▸ GIVEN EXERCISE:
Select the lines of the records containing the word "context" and list them.

Stored data:
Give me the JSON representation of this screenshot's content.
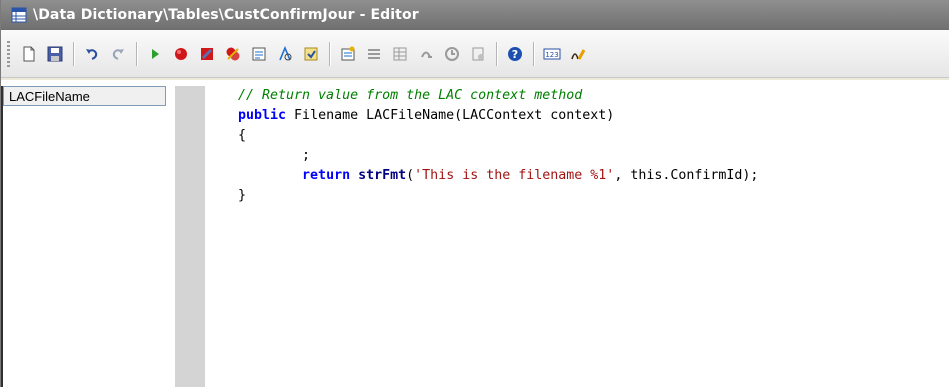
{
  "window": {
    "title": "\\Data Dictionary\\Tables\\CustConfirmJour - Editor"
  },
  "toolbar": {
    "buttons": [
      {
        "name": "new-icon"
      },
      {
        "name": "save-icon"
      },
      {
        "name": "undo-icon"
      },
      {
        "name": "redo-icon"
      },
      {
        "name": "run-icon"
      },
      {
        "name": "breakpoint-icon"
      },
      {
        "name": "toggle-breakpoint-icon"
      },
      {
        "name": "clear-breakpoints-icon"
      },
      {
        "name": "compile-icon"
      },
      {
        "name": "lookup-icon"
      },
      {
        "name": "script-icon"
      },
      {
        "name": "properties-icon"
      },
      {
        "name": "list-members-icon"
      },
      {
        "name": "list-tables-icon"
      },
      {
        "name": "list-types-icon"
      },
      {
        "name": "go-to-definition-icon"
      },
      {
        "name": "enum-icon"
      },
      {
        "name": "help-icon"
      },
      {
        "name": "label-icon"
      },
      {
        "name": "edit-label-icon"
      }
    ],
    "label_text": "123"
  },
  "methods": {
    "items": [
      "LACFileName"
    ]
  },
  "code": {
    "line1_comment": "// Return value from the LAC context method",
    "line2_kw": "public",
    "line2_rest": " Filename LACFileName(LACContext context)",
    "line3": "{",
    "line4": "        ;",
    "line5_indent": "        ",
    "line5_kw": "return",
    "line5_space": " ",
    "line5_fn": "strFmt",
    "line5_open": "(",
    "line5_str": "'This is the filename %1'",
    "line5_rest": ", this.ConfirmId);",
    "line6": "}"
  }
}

...

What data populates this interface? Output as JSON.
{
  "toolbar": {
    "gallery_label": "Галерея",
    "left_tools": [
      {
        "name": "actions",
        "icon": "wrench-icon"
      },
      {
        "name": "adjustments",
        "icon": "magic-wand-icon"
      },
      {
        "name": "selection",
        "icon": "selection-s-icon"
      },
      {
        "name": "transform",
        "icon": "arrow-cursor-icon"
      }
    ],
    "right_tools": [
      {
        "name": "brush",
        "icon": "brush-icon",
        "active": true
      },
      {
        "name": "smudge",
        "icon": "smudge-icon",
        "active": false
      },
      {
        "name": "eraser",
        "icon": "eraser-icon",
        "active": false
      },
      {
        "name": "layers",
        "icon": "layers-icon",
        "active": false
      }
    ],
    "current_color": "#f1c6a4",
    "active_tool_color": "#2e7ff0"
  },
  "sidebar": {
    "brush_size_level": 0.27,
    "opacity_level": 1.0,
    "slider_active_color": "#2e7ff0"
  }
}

▸ RESULT OF THIS TASK:
    "line1_comment": "// Return value from the LAC context method",
    "line2_rest": " Filename LACFileName(LACContext context)",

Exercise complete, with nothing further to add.